→ Aim: Retype the material below verbatim, starting at the line that contains "42, 246, 72]" and stopping after the line that contains "195, 410, 207]".

→ Element region listings:
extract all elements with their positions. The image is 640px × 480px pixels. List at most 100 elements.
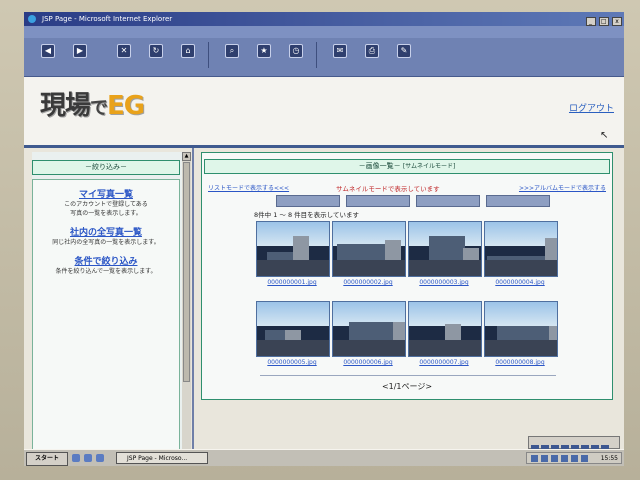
search-button[interactable]: ⌕	[218, 42, 246, 72]
tray-icon[interactable]	[541, 455, 548, 462]
browser-toolbar: ◀ ▶ ✕ ↻ ⌂ ⌕ ★ ◷ ✉ ⎙ ✎	[24, 38, 624, 77]
sidebar-item-desc: 写真の一覧を表示します。	[70, 210, 142, 217]
monitor-bezel: JSP Page - Microsoft Internet Explorer _…	[0, 0, 640, 480]
back-icon: ◀	[41, 44, 55, 58]
sidebar-item-filter[interactable]: 条件で絞り込み	[33, 254, 179, 267]
sidebar-scrollbar[interactable]: ▲ ▼	[182, 152, 191, 458]
current-mode-text: サムネイルモードで表示しています	[336, 185, 440, 193]
logo-text: EG	[107, 91, 145, 121]
edit-button[interactable]: ✎	[390, 42, 418, 72]
photo-thumbnail[interactable]	[256, 221, 330, 277]
refresh-button[interactable]: ↻	[142, 42, 170, 72]
sort-by-user-button[interactable]	[416, 195, 480, 207]
maximize-button[interactable]: □	[598, 17, 609, 26]
tray-icon[interactable]	[551, 455, 558, 462]
taskbar: スタート JSP Page - Microso... 15:55	[24, 449, 624, 466]
tray-icon[interactable]	[561, 455, 568, 462]
photo-filename-link[interactable]: 0000000001.jpg	[252, 279, 332, 286]
tray-icon[interactable]	[571, 455, 578, 462]
sort-by-date-button[interactable]	[346, 195, 410, 207]
favorites-button[interactable]: ★	[250, 42, 278, 72]
edit-icon: ✎	[397, 44, 411, 58]
sidebar-item-desc: 同じ社内の全写真の一覧を表示します。	[52, 239, 160, 246]
close-button[interactable]: x	[612, 17, 622, 26]
photo-thumbnail[interactable]	[408, 301, 482, 357]
photo-filename-link[interactable]: 0000000005.jpg	[252, 359, 332, 366]
logo-text: 現場	[40, 91, 91, 121]
photo-thumbnail[interactable]	[256, 301, 330, 357]
tray-icon[interactable]	[531, 455, 538, 462]
mouse-pointer-icon: ↖	[600, 130, 609, 141]
site-logo: 現場でEG	[40, 85, 145, 122]
sidebar-item-my-photos[interactable]: マイ写真一覧	[33, 187, 179, 200]
sidebar-heading: －絞り込み－	[32, 160, 180, 175]
photo-thumbnail[interactable]	[484, 221, 558, 277]
window-title: JSP Page - Microsoft Internet Explorer	[42, 15, 173, 23]
sidebar: －絞り込み－ マイ写真一覧 このアカウントで登録してある 写真の一覧を表示します…	[32, 152, 184, 452]
print-icon: ⎙	[365, 44, 379, 58]
logo-text: で	[90, 98, 108, 119]
mail-icon: ✉	[333, 44, 347, 58]
photo-filename-link[interactable]: 0000000006.jpg	[328, 359, 408, 366]
scroll-up-icon[interactable]: ▲	[182, 152, 191, 161]
image-list-title: －画像一覧－	[358, 162, 401, 170]
back-button[interactable]: ◀	[34, 42, 62, 72]
system-tray: 15:55	[526, 452, 622, 464]
album-mode-link[interactable]: >>>アルバムモードで表示する	[519, 183, 606, 192]
divider	[260, 375, 556, 376]
result-count: 8件中 1 ～ 8 件目を表示しています	[254, 211, 359, 219]
clock[interactable]: 15:55	[601, 455, 618, 462]
image-list-heading: －画像一覧－ [サムネイルモード]	[204, 159, 610, 174]
language-bar[interactable]	[528, 436, 620, 452]
mail-button[interactable]: ✉	[326, 42, 354, 72]
pager[interactable]: <1/1ページ>	[202, 381, 612, 392]
home-icon: ⌂	[181, 44, 195, 58]
stop-button[interactable]: ✕	[110, 42, 138, 72]
toolbar-separator	[208, 42, 209, 68]
favorites-icon: ★	[257, 44, 271, 58]
sort-by-filename-button[interactable]	[276, 195, 340, 207]
sidebar-item-desc: このアカウントで登録してある	[64, 201, 148, 208]
photo-thumbnail[interactable]	[332, 221, 406, 277]
photo-filename-link[interactable]: 0000000003.jpg	[404, 279, 484, 286]
photo-filename-link[interactable]: 0000000008.jpg	[480, 359, 560, 366]
history-icon: ◷	[289, 44, 303, 58]
quicklaunch-desktop-icon[interactable]	[84, 454, 92, 462]
photo-thumbnail[interactable]	[332, 301, 406, 357]
stop-icon: ✕	[117, 44, 131, 58]
home-button[interactable]: ⌂	[174, 42, 202, 72]
mode-label: [サムネイルモード]	[402, 163, 456, 170]
scroll-thumb[interactable]	[183, 162, 190, 382]
refresh-icon: ↻	[149, 44, 163, 58]
start-button[interactable]: スタート	[26, 452, 68, 466]
menu-bar	[24, 26, 624, 38]
photo-thumbnail[interactable]	[484, 301, 558, 357]
tray-icon[interactable]	[581, 455, 588, 462]
site-header: 現場でEG ログアウト	[24, 77, 624, 148]
sort-by-type-button[interactable]	[486, 195, 550, 207]
taskbar-window-button[interactable]: JSP Page - Microso...	[116, 452, 208, 464]
sort-buttons	[276, 195, 556, 207]
photo-thumbnail[interactable]	[408, 221, 482, 277]
print-button[interactable]: ⎙	[358, 42, 386, 72]
window-titlebar: JSP Page - Microsoft Internet Explorer _…	[24, 12, 624, 26]
sidebar-item-desc: 条件を絞り込んで一覧を表示します。	[55, 268, 157, 275]
history-button[interactable]: ◷	[282, 42, 310, 72]
frame-divider[interactable]	[192, 148, 194, 460]
logout-link[interactable]: ログアウト	[569, 101, 614, 114]
search-icon: ⌕	[225, 44, 239, 58]
sidebar-item-all-photos[interactable]: 社内の全写真一覧	[33, 225, 179, 238]
forward-icon: ▶	[73, 44, 87, 58]
photo-filename-link[interactable]: 0000000004.jpg	[480, 279, 560, 286]
toolbar-separator	[316, 42, 317, 68]
image-list-panel: －画像一覧－ [サムネイルモード] リストモードで表示する<<< サムネイルモー…	[201, 152, 613, 400]
photo-filename-link[interactable]: 0000000007.jpg	[404, 359, 484, 366]
desktop-screen: JSP Page - Microsoft Internet Explorer _…	[24, 12, 624, 466]
forward-button[interactable]: ▶	[66, 42, 94, 72]
minimize-button[interactable]: _	[585, 17, 596, 26]
list-mode-link[interactable]: リストモードで表示する<<<	[208, 183, 289, 192]
sidebar-box: マイ写真一覧 このアカウントで登録してある 写真の一覧を表示します。 社内の全写…	[32, 179, 180, 451]
photo-filename-link[interactable]: 0000000002.jpg	[328, 279, 408, 286]
quicklaunch-ie-icon[interactable]	[72, 454, 80, 462]
quicklaunch-mail-icon[interactable]	[96, 454, 104, 462]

→ Exercise result:
search-button[interactable]: ⌕	[218, 42, 246, 72]
tray-icon[interactable]	[541, 455, 548, 462]
browser-toolbar: ◀ ▶ ✕ ↻ ⌂ ⌕ ★ ◷ ✉ ⎙ ✎	[24, 38, 624, 77]
sidebar-item-desc: 写真の一覧を表示します。	[70, 210, 142, 217]
monitor-bezel: JSP Page - Microsoft Internet Explorer _…	[0, 0, 640, 480]
back-icon: ◀	[41, 44, 55, 58]
sidebar-item-filter[interactable]: 条件で絞り込み	[33, 254, 179, 267]
sidebar-scrollbar[interactable]: ▲ ▼	[182, 152, 191, 458]
current-mode-text: サムネイルモードで表示しています	[336, 185, 440, 193]
logo-text: EG	[107, 91, 145, 121]
edit-button[interactable]: ✎	[390, 42, 418, 72]
photo-thumbnail[interactable]	[256, 221, 330, 277]
refresh-button[interactable]: ↻	[142, 42, 170, 72]
sort-by-user-button[interactable]	[416, 195, 480, 207]
maximize-button[interactable]: □	[598, 17, 609, 26]
tray-icon[interactable]	[551, 455, 558, 462]
taskbar: スタート JSP Page - Microso... 15:55	[24, 449, 624, 466]
tray-icon[interactable]	[561, 455, 568, 462]
photo-filename-link[interactable]: 0000000001.jpg	[252, 279, 332, 286]
tray-icon[interactable]	[571, 455, 578, 462]
sort-by-date-button[interactable]	[346, 195, 410, 207]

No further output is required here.